-- START --
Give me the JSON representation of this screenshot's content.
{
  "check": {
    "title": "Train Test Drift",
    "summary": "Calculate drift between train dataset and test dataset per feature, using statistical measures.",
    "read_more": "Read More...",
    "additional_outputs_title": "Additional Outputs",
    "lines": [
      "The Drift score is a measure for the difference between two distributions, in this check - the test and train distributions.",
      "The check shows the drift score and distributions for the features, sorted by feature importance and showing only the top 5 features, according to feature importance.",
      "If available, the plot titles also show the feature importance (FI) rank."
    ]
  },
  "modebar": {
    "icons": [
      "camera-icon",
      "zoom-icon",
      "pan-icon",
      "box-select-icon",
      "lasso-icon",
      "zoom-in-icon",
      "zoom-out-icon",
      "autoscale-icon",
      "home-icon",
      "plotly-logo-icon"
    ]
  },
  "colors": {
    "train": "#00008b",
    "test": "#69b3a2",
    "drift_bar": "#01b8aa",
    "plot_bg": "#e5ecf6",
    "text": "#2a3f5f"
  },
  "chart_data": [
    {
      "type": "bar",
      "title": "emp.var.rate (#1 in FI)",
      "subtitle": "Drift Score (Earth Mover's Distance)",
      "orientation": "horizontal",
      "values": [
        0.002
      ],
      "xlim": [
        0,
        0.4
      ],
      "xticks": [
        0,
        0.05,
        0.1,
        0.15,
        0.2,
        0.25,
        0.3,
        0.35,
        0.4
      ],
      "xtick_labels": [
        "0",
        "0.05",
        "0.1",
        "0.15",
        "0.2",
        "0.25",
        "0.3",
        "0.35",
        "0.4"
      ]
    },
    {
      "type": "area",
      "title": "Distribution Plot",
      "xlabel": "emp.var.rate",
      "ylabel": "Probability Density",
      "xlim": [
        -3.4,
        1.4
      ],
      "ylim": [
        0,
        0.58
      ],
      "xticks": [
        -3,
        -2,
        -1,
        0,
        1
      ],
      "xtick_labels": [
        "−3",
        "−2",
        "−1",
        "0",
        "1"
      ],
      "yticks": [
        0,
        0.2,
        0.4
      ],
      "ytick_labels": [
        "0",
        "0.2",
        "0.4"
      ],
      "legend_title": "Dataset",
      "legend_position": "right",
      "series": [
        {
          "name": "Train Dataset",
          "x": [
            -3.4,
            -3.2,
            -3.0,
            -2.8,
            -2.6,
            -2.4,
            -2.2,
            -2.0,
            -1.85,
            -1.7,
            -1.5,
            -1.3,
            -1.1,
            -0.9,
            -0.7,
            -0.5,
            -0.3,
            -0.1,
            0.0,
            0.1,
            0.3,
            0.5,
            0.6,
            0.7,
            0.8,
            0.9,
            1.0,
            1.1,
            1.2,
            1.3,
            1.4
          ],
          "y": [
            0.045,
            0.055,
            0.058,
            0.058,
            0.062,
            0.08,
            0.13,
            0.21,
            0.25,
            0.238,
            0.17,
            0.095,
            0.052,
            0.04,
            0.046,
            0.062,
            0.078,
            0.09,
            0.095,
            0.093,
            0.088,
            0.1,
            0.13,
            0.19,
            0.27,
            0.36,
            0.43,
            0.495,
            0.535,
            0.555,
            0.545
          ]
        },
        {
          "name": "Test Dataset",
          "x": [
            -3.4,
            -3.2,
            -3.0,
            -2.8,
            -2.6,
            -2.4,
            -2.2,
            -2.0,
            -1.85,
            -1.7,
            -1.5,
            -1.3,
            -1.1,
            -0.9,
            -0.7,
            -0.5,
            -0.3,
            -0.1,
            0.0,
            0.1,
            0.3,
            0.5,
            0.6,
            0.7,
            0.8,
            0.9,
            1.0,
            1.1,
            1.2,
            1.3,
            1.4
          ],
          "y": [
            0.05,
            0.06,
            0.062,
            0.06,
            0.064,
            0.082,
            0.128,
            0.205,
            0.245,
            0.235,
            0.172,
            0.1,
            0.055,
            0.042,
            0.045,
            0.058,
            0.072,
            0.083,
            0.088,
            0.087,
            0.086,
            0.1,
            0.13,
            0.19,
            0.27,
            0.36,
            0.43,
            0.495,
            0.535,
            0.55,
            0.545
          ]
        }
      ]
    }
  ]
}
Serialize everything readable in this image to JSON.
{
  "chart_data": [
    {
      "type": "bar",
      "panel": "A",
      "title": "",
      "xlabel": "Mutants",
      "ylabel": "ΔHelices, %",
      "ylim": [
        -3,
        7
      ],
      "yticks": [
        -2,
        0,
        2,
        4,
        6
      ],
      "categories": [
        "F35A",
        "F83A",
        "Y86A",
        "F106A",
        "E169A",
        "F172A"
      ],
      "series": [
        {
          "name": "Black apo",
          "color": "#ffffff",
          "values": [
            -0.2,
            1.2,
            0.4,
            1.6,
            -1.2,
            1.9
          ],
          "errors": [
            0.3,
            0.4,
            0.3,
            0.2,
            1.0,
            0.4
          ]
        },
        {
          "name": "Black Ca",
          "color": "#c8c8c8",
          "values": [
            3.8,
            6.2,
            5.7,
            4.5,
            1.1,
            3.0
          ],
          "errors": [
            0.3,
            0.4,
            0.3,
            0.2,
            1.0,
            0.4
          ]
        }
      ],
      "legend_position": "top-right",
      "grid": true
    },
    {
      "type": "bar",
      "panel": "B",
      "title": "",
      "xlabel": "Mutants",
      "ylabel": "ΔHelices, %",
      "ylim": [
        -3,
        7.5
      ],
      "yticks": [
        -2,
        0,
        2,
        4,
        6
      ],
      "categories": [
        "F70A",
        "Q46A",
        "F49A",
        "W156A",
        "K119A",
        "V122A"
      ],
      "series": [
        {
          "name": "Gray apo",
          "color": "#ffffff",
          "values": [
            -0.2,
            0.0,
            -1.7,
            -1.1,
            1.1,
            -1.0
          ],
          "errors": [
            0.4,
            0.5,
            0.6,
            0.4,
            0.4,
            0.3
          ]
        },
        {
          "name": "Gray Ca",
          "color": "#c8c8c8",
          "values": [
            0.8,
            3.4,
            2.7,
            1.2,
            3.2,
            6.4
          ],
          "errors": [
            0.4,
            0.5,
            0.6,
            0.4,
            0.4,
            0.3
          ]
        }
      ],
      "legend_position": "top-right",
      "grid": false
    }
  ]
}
-- END --
Every line of the data above should be copied exactly.

Give me the JSON representation of this screenshot's content.
{
  "check": {
    "title": "Train Test Drift",
    "summary": "Calculate drift between train dataset and test dataset per feature, using statistical measures.",
    "read_more": "Read More...",
    "additional_outputs_title": "Additional Outputs",
    "lines": [
      "The Drift score is a measure for the difference between two distributions, in this check - the test and train distributions.",
      "The check shows the drift score and distributions for the features, sorted by feature importance and showing only the top 5 features, according to feature importance.",
      "If available, the plot titles also show the feature importance (FI) rank."
    ]
  },
  "modebar": {
    "icons": [
      "camera-icon",
      "zoom-icon",
      "pan-icon",
      "box-select-icon",
      "lasso-icon",
      "zoom-in-icon",
      "zoom-out-icon",
      "autoscale-icon",
      "home-icon",
      "plotly-logo-icon"
    ]
  },
  "colors": {
    "train": "#00008b",
    "test": "#69b3a2",
    "drift_bar": "#01b8aa",
    "plot_bg": "#e5ecf6",
    "text": "#2a3f5f"
  },
  "chart_data": [
    {
      "type": "bar",
      "title": "emp.var.rate (#1 in FI)",
      "subtitle": "Drift Score (Earth Mover's Distance)",
      "orientation": "horizontal",
      "values": [
        0.002
      ],
      "xlim": [
        0,
        0.4
      ],
      "xticks": [
        0,
        0.05,
        0.1,
        0.15,
        0.2,
        0.25,
        0.3,
        0.35,
        0.4
      ],
      "xtick_labels": [
        "0",
        "0.05",
        "0.1",
        "0.15",
        "0.2",
        "0.25",
        "0.3",
        "0.35",
        "0.4"
      ]
    },
    {
      "type": "area",
      "title": "Distribution Plot",
      "xlabel": "emp.var.rate",
      "ylabel": "Probability Density",
      "xlim": [
        -3.4,
        1.4
      ],
      "ylim": [
        0,
        0.58
      ],
      "xticks": [
        -3,
        -2,
        -1,
        0,
        1
      ],
      "xtick_labels": [
        "−3",
        "−2",
        "−1",
        "0",
        "1"
      ],
      "yticks": [
        0,
        0.2,
        0.4
      ],
      "ytick_labels": [
        "0",
        "0.2",
        "0.4"
      ],
      "legend_title": "Dataset",
      "legend_position": "right",
      "series": [
        {
          "name": "Train Dataset",
          "x": [
            -3.4,
            -3.2,
            -3.0,
            -2.8,
            -2.6,
            -2.4,
            -2.2,
            -2.0,
            -1.85,
            -1.7,
            -1.5,
            -1.3,
            -1.1,
            -0.9,
            -0.7,
            -0.5,
            -0.3,
            -0.1,
            0.0,
            0.1,
            0.3,
            0.5,
            0.6,
            0.7,
            0.8,
            0.9,
            1.0,
            1.1,
            1.2,
            1.3,
            1.4
          ],
          "y": [
            0.045,
            0.055,
            0.058,
            0.058,
            0.062,
            0.08,
            0.13,
            0.21,
            0.25,
            0.238,
            0.17,
            0.095,
            0.052,
            0.04,
            0.046,
            0.062,
            0.078,
            0.09,
            0.095,
            0.093,
            0.088,
            0.1,
            0.13,
            0.19,
            0.27,
            0.36,
            0.43,
            0.495,
            0.535,
            0.555,
            0.545
          ]
        },
        {
          "name": "Test Dataset",
          "x": [
            -3.4,
            -3.2,
            -3.0,
            -2.8,
            -2.6,
            -2.4,
            -2.2,
            -2.0,
            -1.85,
            -1.7,
            -1.5,
            -1.3,
            -1.1,
            -0.9,
            -0.7,
            -0.5,
            -0.3,
            -0.1,
            0.0,
            0.1,
            0.3,
            0.5,
            0.6,
            0.7,
            0.8,
            0.9,
            1.0,
            1.1,
            1.2,
            1.3,
            1.4
          ],
          "y": [
            0.05,
            0.06,
            0.062,
            0.06,
            0.064,
            0.082,
            0.128,
            0.205,
            0.245,
            0.235,
            0.172,
            0.1,
            0.055,
            0.042,
            0.045,
            0.058,
            0.072,
            0.083,
            0.088,
            0.087,
            0.086,
            0.1,
            0.13,
            0.19,
            0.27,
            0.36,
            0.43,
            0.495,
            0.535,
            0.55,
            0.545
          ]
        }
      ]
    }
  ]
}
Serialize everything readable in this image to JSON.
{
  "chart_data": [
    {
      "type": "bar",
      "panel": "A",
      "title": "",
      "xlabel": "Mutants",
      "ylabel": "ΔHelices, %",
      "ylim": [
        -3,
        7
      ],
      "yticks": [
        -2,
        0,
        2,
        4,
        6
      ],
      "categories": [
        "F35A",
        "F83A",
        "Y86A",
        "F106A",
        "E169A",
        "F172A"
      ],
      "series": [
        {
          "name": "Black apo",
          "color": "#ffffff",
          "values": [
            -0.2,
            1.2,
            0.4,
            1.6,
            -1.2,
            1.9
          ],
          "errors": [
            0.3,
            0.4,
            0.3,
            0.2,
            1.0,
            0.4
          ]
        },
        {
          "name": "Black Ca",
          "color": "#c8c8c8",
          "values": [
            3.8,
            6.2,
            5.7,
            4.5,
            1.1,
            3.0
          ],
          "errors": [
            0.3,
            0.4,
            0.3,
            0.2,
            1.0,
            0.4
          ]
        }
      ],
      "legend_position": "top-right",
      "grid": true
    },
    {
      "type": "bar",
      "panel": "B",
      "title": "",
      "xlabel": "Mutants",
      "ylabel": "ΔHelices, %",
      "ylim": [
        -3,
        7.5
      ],
      "yticks": [
        -2,
        0,
        2,
        4,
        6
      ],
      "categories": [
        "F70A",
        "Q46A",
        "F49A",
        "W156A",
        "K119A",
        "V122A"
      ],
      "series": [
        {
          "name": "Gray apo",
          "color": "#ffffff",
          "values": [
            -0.2,
            0.0,
            -1.7,
            -1.1,
            1.1,
            -1.0
          ],
          "errors": [
            0.4,
            0.5,
            0.6,
            0.4,
            0.4,
            0.3
          ]
        },
        {
          "name": "Gray Ca",
          "color": "#c8c8c8",
          "values": [
            0.8,
            3.4,
            2.7,
            1.2,
            3.2,
            6.4
          ],
          "errors": [
            0.4,
            0.5,
            0.6,
            0.4,
            0.4,
            0.3
          ]
        }
      ],
      "legend_position": "top-right",
      "grid": false
    }
  ]
}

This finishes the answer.